[Data in this exercise]

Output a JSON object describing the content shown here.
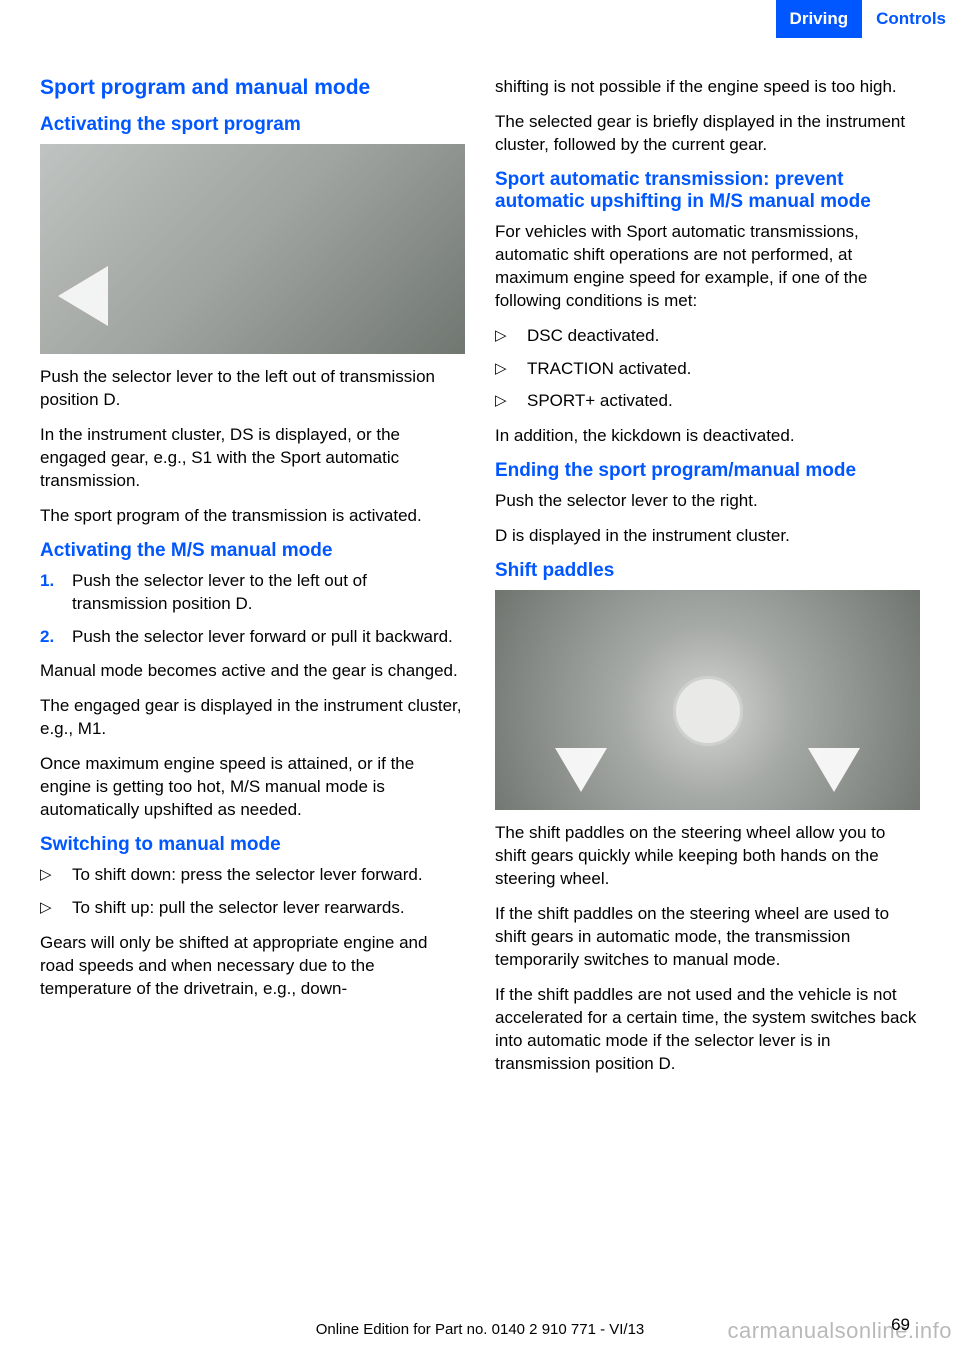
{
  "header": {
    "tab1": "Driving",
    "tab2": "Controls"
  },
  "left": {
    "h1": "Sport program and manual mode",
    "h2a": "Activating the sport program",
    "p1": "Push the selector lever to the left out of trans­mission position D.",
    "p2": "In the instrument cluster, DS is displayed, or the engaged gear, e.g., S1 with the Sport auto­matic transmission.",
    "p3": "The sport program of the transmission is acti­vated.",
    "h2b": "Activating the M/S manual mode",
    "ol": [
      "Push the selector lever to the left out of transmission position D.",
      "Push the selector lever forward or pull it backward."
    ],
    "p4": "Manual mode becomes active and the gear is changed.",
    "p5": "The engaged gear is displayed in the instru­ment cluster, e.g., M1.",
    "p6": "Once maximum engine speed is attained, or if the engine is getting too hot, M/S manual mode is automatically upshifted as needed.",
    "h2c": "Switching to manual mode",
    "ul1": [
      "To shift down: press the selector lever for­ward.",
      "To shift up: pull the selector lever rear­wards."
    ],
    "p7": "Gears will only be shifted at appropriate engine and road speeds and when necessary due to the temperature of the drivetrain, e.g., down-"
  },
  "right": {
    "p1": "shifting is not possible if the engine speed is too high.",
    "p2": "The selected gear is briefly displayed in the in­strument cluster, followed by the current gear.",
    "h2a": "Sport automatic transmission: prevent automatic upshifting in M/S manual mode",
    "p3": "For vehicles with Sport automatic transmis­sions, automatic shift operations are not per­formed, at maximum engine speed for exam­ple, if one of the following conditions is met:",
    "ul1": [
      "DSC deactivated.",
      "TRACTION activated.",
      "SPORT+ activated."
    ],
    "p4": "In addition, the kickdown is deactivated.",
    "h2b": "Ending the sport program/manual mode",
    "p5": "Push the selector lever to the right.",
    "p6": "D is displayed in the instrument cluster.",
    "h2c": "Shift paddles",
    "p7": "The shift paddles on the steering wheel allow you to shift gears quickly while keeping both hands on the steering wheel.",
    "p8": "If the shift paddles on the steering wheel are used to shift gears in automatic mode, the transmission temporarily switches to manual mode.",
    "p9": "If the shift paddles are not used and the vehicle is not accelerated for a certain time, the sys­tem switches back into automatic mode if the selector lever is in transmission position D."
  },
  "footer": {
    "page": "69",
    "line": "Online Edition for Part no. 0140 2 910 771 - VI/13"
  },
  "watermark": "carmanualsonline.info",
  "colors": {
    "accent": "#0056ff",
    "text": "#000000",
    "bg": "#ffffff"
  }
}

--

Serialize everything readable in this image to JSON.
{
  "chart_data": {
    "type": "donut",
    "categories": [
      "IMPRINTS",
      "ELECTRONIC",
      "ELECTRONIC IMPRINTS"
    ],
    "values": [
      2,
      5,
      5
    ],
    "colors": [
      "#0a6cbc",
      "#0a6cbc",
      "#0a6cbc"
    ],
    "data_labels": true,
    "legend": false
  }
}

[Goal of the exercise] Write out every line of the entries that holds the word "switches".

[Answer to this problem]
    "p8": "If the shift paddles on the steering wheel are used to shift gears in automatic mode, the transmission temporarily switches to manual mode.",
    "p9": "If the shift paddles are not used and the vehicle is not accelerated for a certain time, the sys­tem switches back into automatic mode if the selector lever is in transmission position D."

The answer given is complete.